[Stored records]
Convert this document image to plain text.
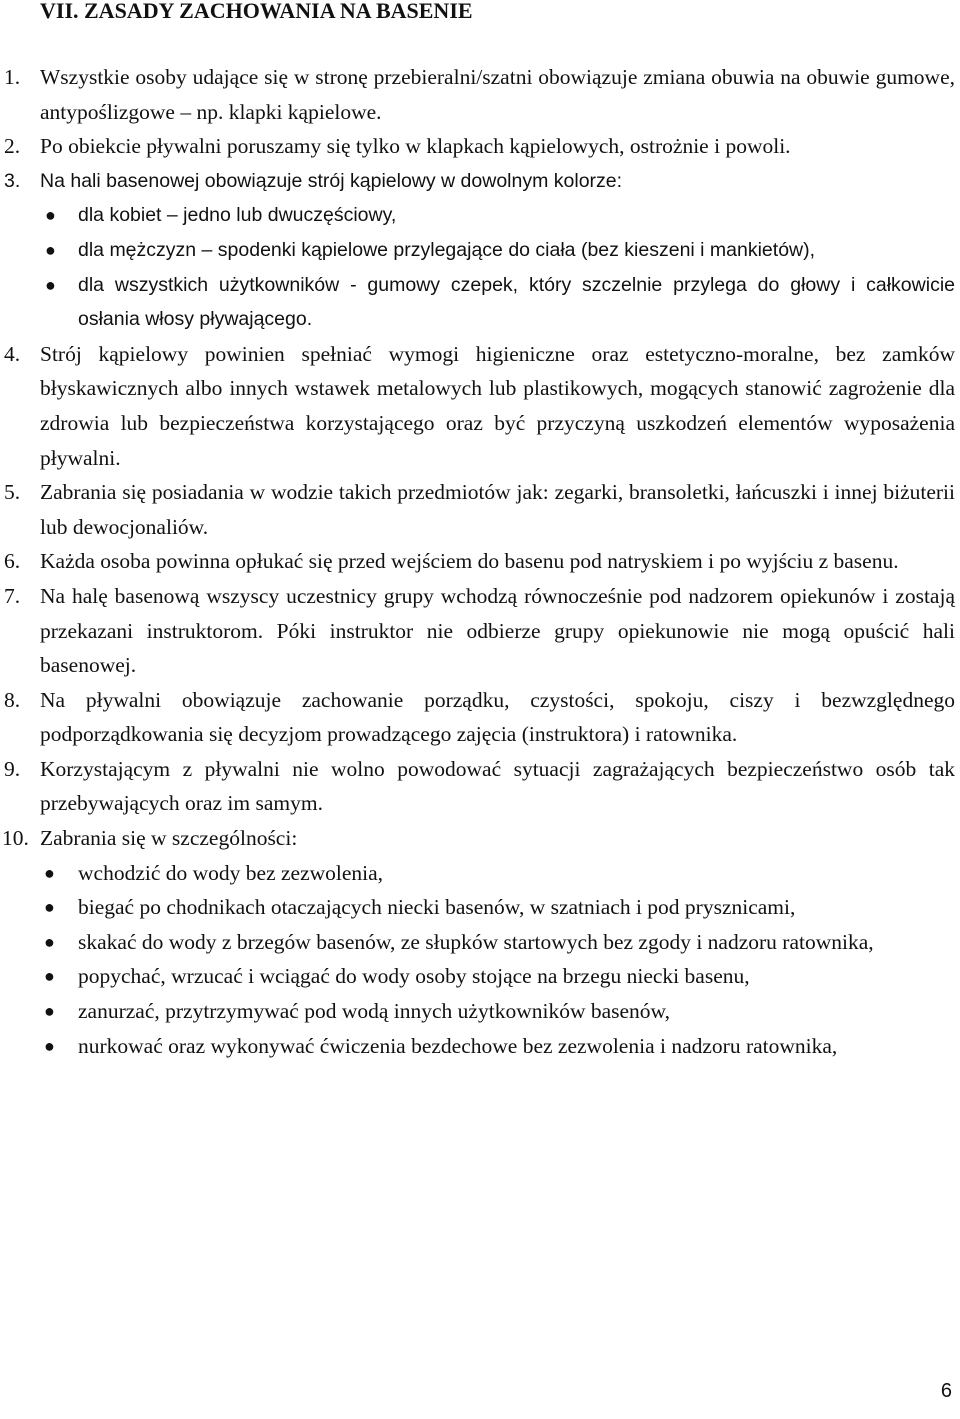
VII. ZASADY ZACHOWANIA NA BASENIE
1. Wszystkie osoby udające się w stronę przebieralni/szatni obowiązuje zmiana obuwia na obuwie gumowe, antypoślizgowe – np. klapki kąpielowe.
2. Po obiekcie pływalni poruszamy się tylko w klapkach kąpielowych, ostrożnie i powoli.
3. Na hali basenowej obowiązuje strój kąpielowy w dowolnym kolorze:
● dla kobiet – jedno lub dwuczęściowy,
● dla mężczyzn – spodenki kąpielowe przylegające do ciała (bez kieszeni i mankietów),
● dla wszystkich użytkowników - gumowy czepek, który szczelnie przylega do głowy i całkowicie osłania włosy pływającego.
4. Strój kąpielowy powinien spełniać wymogi higieniczne oraz estetyczno-moralne, bez zamków błyskawicznych albo innych wstawek metalowych lub plastikowych, mogących stanowić zagrożenie dla zdrowia lub bezpieczeństwa korzystającego oraz być przyczyną uszkodzeń elementów wyposażenia pływalni.
5. Zabrania się posiadania w wodzie takich przedmiotów jak: zegarki, bransoletki, łańcuszki i innej biżuterii lub dewocjonaliów.
6. Każda osoba powinna opłukać się przed wejściem do basenu pod natryskiem i po wyjściu z basenu.
7. Na halę basenową wszyscy uczestnicy grupy wchodzą równocześnie pod nadzorem opiekunów i zostają przekazani instruktorom. Póki instruktor nie odbierze grupy opiekunowie nie mogą opuścić hali basenowej.
8. Na pływalni obowiązuje zachowanie porządku, czystości, spokoju, ciszy i bezwzględnego podporządkowania się decyzjom prowadzącego zajęcia (instruktora) i ratownika.
9. Korzystającym z pływalni nie wolno powodować sytuacji zagrażających bezpieczeństwo osób tak przebywających oraz im samym.
10. Zabrania się w szczególności:
● wchodzić do wody bez zezwolenia,
● biegać po chodnikach otaczających niecki basenów, w szatniach i pod prysznicami,
● skakać do wody z brzegów basenów, ze słupków startowych bez zgody i nadzoru ratownika,
● popychać, wrzucać i wciągać do wody osoby stojące na brzegu niecki basenu,
● zanurzać, przytrzymywać pod wodą innych użytkowników basenów,
● nurkować oraz wykonywać ćwiczenia bezdechowe bez zezwolenia i nadzoru ratownika,
6
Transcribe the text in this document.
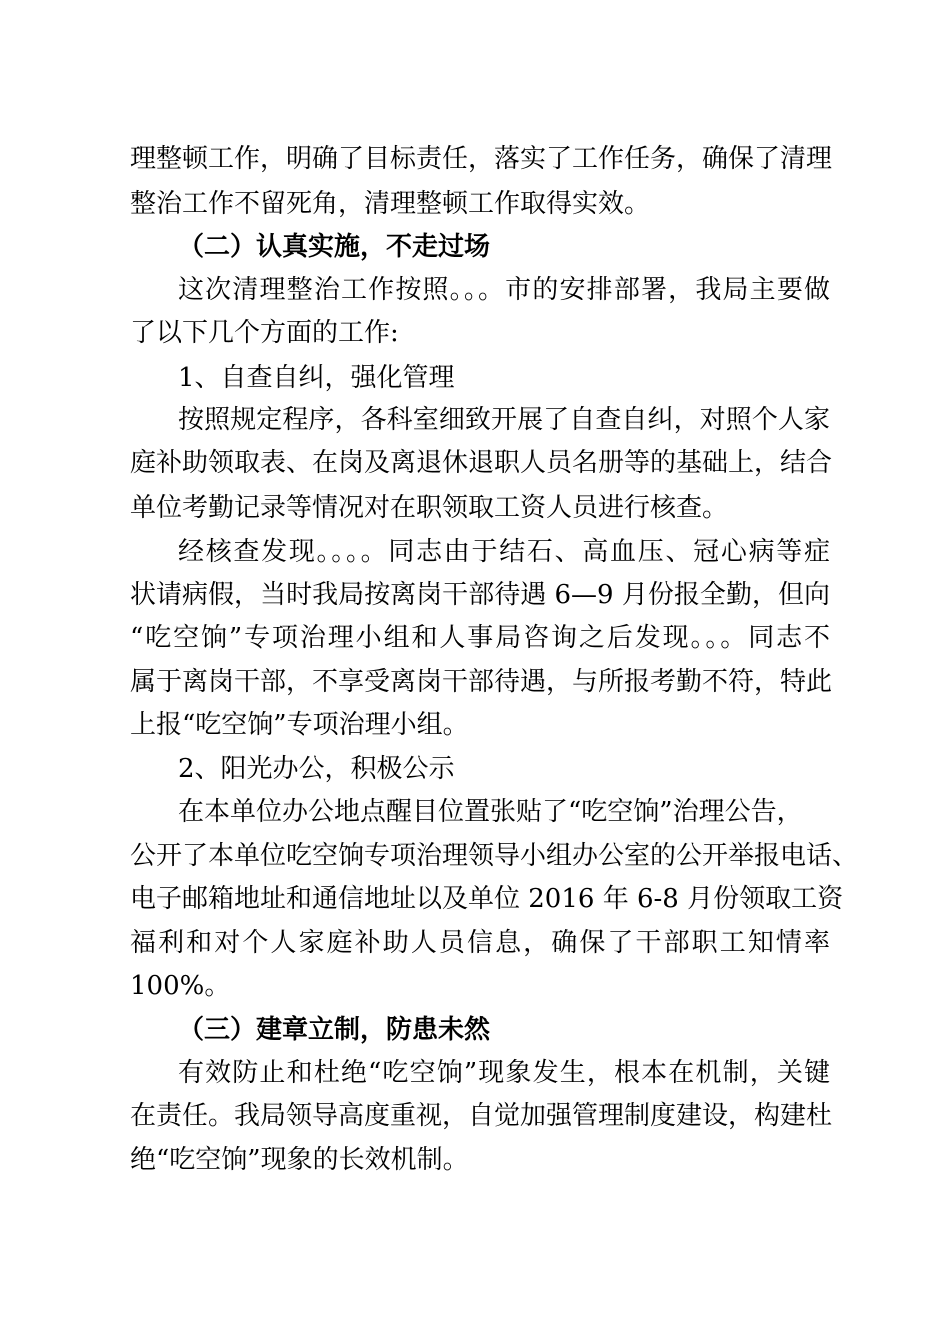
理整顿工作，明确了目标责任，落实了工作任务，确保了清理
整治工作不留死角，清理整顿工作取得实效。
（二）认真实施，不走过场
这次清理整治工作按照。。。市的安排部署，我局主要做
了以下几个方面的工作:
1、自查自纠，强化管理
按照规定程序，各科室细致开展了自查自纠，对照个人家
庭补助领取表、在岗及离退休退职人员名册等的基础上，结合
单位考勤记录等情况对在职领取工资人员进行核查。
经核查发现。。。。同志由于结石、高血压、冠心病等症
状请病假，当时我局按离岗干部待遇 6—9 月份报全勤，但向
“吃空饷”专项治理小组和人事局咨询之后发现。。。同志不
属于离岗干部，不享受离岗干部待遇，与所报考勤不符，特此
上报“吃空饷”专项治理小组。
2、阳光办公，积极公示
在本单位办公地点醒目位置张贴了“吃空饷”治理公告，
公开了本单位吃空饷专项治理领导小组办公室的公开举报电话、
电子邮箱地址和通信地址以及单位 2016 年 6-8 月份领取工资
福利和对个人家庭补助人员信息，确保了干部职工知情率
100%。
（三）建章立制，防患未然
有效防止和杜绝“吃空饷”现象发生，根本在机制，关键
在责任。我局领导高度重视，自觉加强管理制度建设，构建杜
绝“吃空饷”现象的长效机制。
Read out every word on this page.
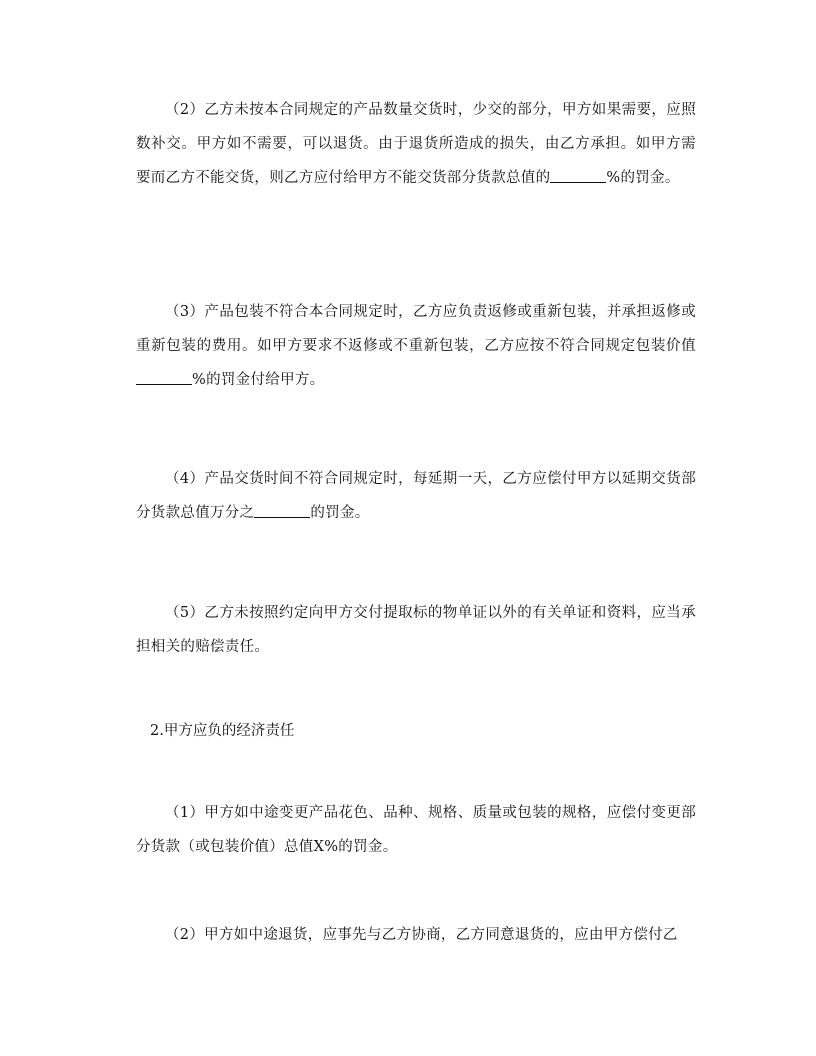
（2）乙方未按本合同规定的产品数量交货时，少交的部分，甲方如果需要，应照数补交。甲方如不需要，可以退货。由于退货所造成的损失，由乙方承担。如甲方需要而乙方不能交货，则乙方应付给甲方不能交货部分货款总值的	%的罚金。

（3）产品包装不符合本合同规定时，乙方应负责返修或重新包装，并承担返修或重新包装的费用。如甲方要求不返修或不重新包装，乙方应按不符合同规定包装价值%的罚金付给甲方。

（4）产品交货时间不符合同规定时，每延期一天，乙方应偿付甲方以延期交货部分货款总值万分之	的罚金。

（5）乙方未按照约定向甲方交付提取标的物单证以外的有关单证和资料，应当承担相关的赔偿责任。

2.甲方应负的经济责任

（1）甲方如中途变更产品花色、品种、规格、质量或包装的规格，应偿付变更部分货款（或包装价值）总值X%的罚金。

（2）甲方如中途退货，应事先与乙方协商，乙方同意退货的，应由甲方偿付乙
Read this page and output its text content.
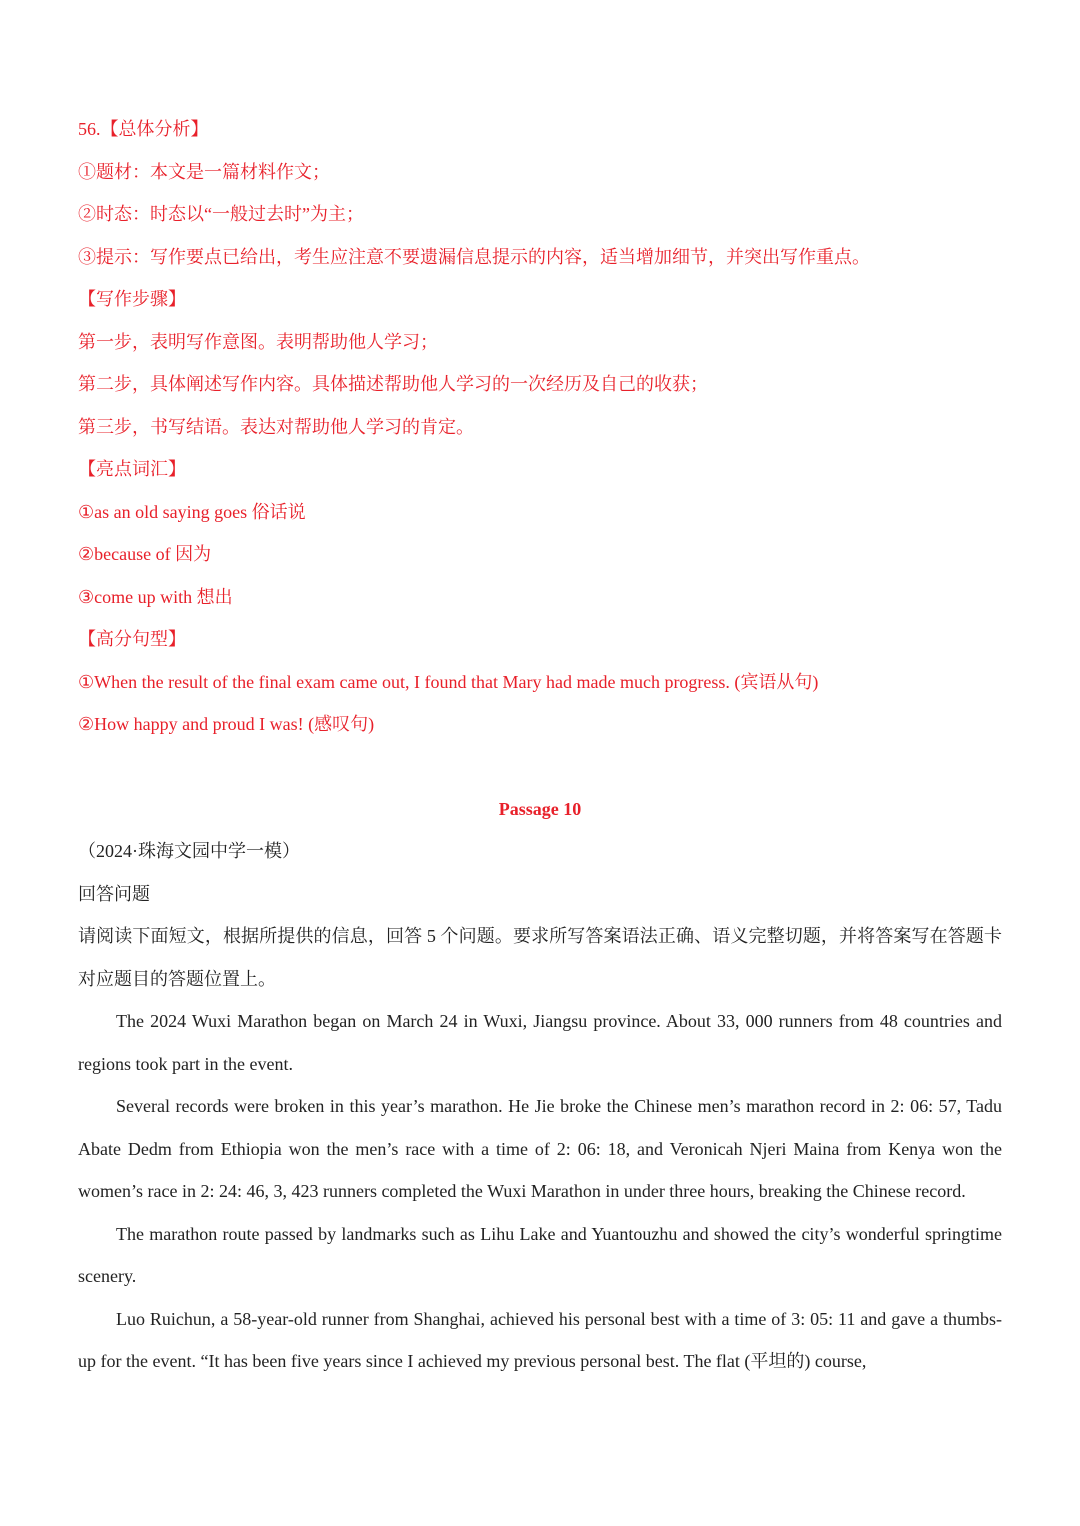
56.【总体分析】
①题材：本文是一篇材料作文；
②时态：时态以“一般过去时”为主；
③提示：写作要点已给出，考生应注意不要遗漏信息提示的内容，适当增加细节，并突出写作重点。
【写作步骤】
第一步，表明写作意图。表明帮助他人学习；
第二步，具体阐述写作内容。具体描述帮助他人学习的一次经历及自己的收获；
第三步，书写结语。表达对帮助他人学习的肯定。
【亮点词汇】
①as an old saying goes 俗话说
②because of 因为
③come up with 想出
【高分句型】
①When the result of the final exam came out, I found that Mary had made much progress. (宾语从句)
②How happy and proud I was! (感叹句)
Passage 10
（2024·珠海文园中学一模）
回答问题
请阅读下面短文，根据所提供的信息，回答 5 个问题。要求所写答案语法正确、语义完整切题，并将答案写在答题卡对应题目的答题位置上。
The 2024 Wuxi Marathon began on March 24 in Wuxi, Jiangsu province. About 33, 000 runners from 48 countries and regions took part in the event.
Several records were broken in this year’s marathon. He Jie broke the Chinese men’s marathon record in 2: 06: 57, Tadu Abate Dedm from Ethiopia won the men’s race with a time of 2: 06: 18, and Veronicah Njeri Maina from Kenya won the women’s race in 2: 24: 46, 3, 423 runners completed the Wuxi Marathon in under three hours, breaking the Chinese record.
The marathon route passed by landmarks such as Lihu Lake and Yuantouzhu and showed the city’s wonderful springtime scenery.
Luo Ruichun, a 58-year-old runner from Shanghai, achieved his personal best with a time of 3: 05: 11 and gave a thumbs-up for the event. “It has been five years since I achieved my previous personal best. The flat (平坦的) course,
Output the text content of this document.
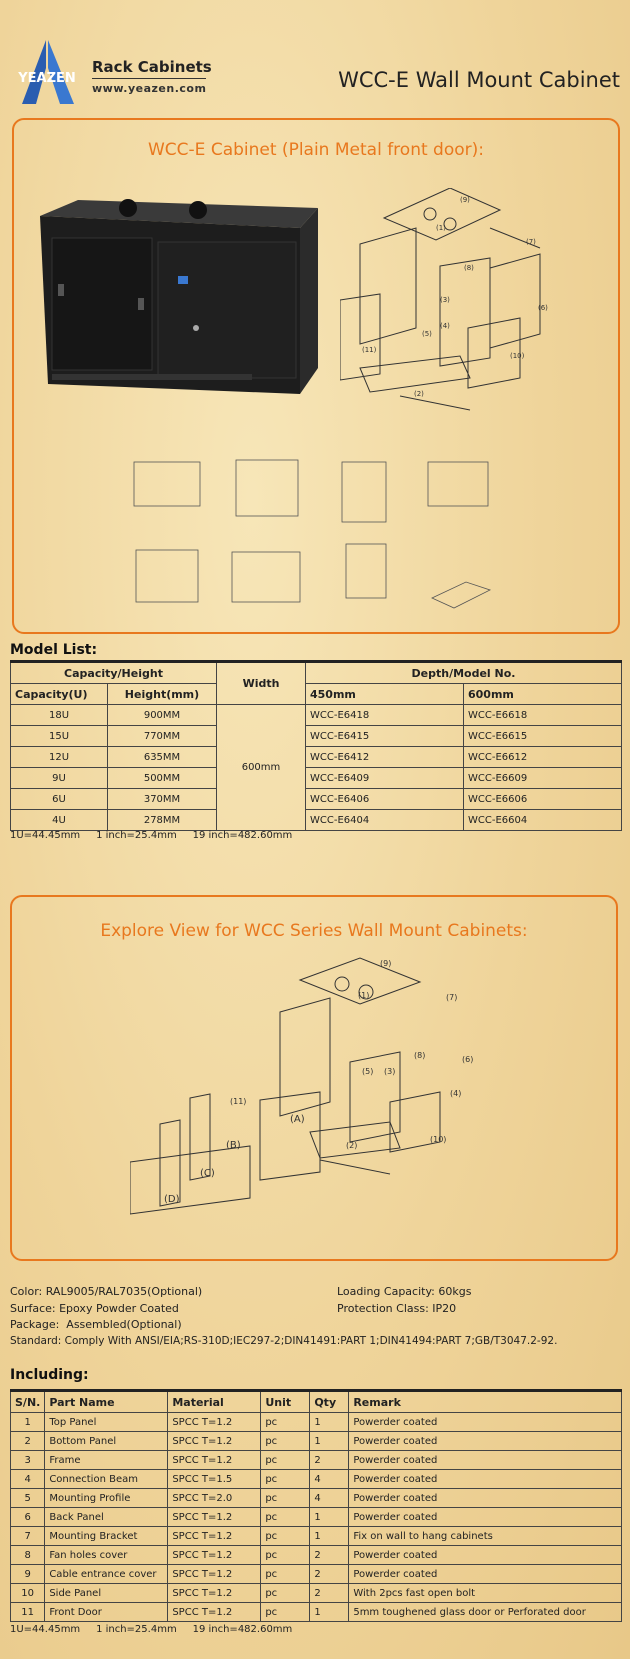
YEAZEN
Rack Cabinets
www.yeazen.com	WCC-E Wall Mount Cabinet
WCC-E Cabinet (Plain Metal front door):
(9)
(1)
(7)
(8)
(6)
(3)
(4)
(5)
(11)
(10)
(2)
Model List:
Capacity/Height		Width	Depth/Model No.	
Capacity(U)	Height(mm)		450mm	600mm
18U	900MM	600mm	WCC-E6418	WCC-E6618
15U	770MM		WCC-E6415	WCC-E6615
12U	635MM		WCC-E6412	WCC-E6612
9U	500MM		WCC-E6409	WCC-E6609
6U	370MM		WCC-E6406	WCC-E6606
4U	278MM		WCC-E6404	WCC-E6604
1U=44.45mm     1 inch=25.4mm     19 inch=482.60mm
Explore View for WCC Series Wall Mount Cabinets:
(9)
(1)	(7)
(8)	(6)
(5) (3)
(4)
(11)
(A)
(2)
(10)
(B)
(C)
(D)
Color: RAL9005/RAL7035(Optional)
Surface: Epoxy Powder Coated
Package:  Assembled(Optional)
Standard: Comply With ANSI/EIA;RS-310D;IEC297-2;DIN41491:PART 1;DIN41494:PART 7;GB/T3047.2-92.
Loading Capacity: 60kgs
Protection Class: IP20
Including:
S/N.	Part Name	Material	Unit	Qty	Remark
1	Top Panel	SPCC T=1.2	pc	1	Powerder coated
2	Bottom Panel	SPCC T=1.2	pc	1	Powerder coated
3	Frame	SPCC T=1.2	pc	2	Powerder coated
4	Connection Beam	SPCC T=1.5	pc	4	Powerder coated
5	Mounting Profile	SPCC T=2.0	pc	4	Powerder coated
6	Back Panel	SPCC T=1.2	pc	1	Powerder coated
7	Mounting Bracket	SPCC T=1.2	pc	1	Fix on wall to hang cabinets
8	Fan holes cover	SPCC T=1.2	pc	2	Powerder coated
9	Cable entrance cover	SPCC T=1.2	pc	2	Powerder coated
10	Side Panel	SPCC T=1.2	pc	2	With 2pcs fast open bolt
11	Front Door	SPCC T=1.2	pc	1	5mm toughened glass door or Perforated door
1U=44.45mm     1 inch=25.4mm     19 inch=482.60mm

▸ SET EXERCISE
List every line above that contains the word "innych".

▸ EXERCISE ANSWER
4. Strój kąpielowy powinien spełniać wymogi higieniczne oraz estetyczno-moralne, bez zamków błyskawicznych albo innych wstawek metalowych lub plastikowych, mogących stanowić zagrożenie dla zdrowia lub bezpieczeństwa korzystającego oraz być przyczyną uszkodzeń elementów wyposażenia pływalni.
● zanurzać, przytrzymywać pod wodą innych użytkowników basenów,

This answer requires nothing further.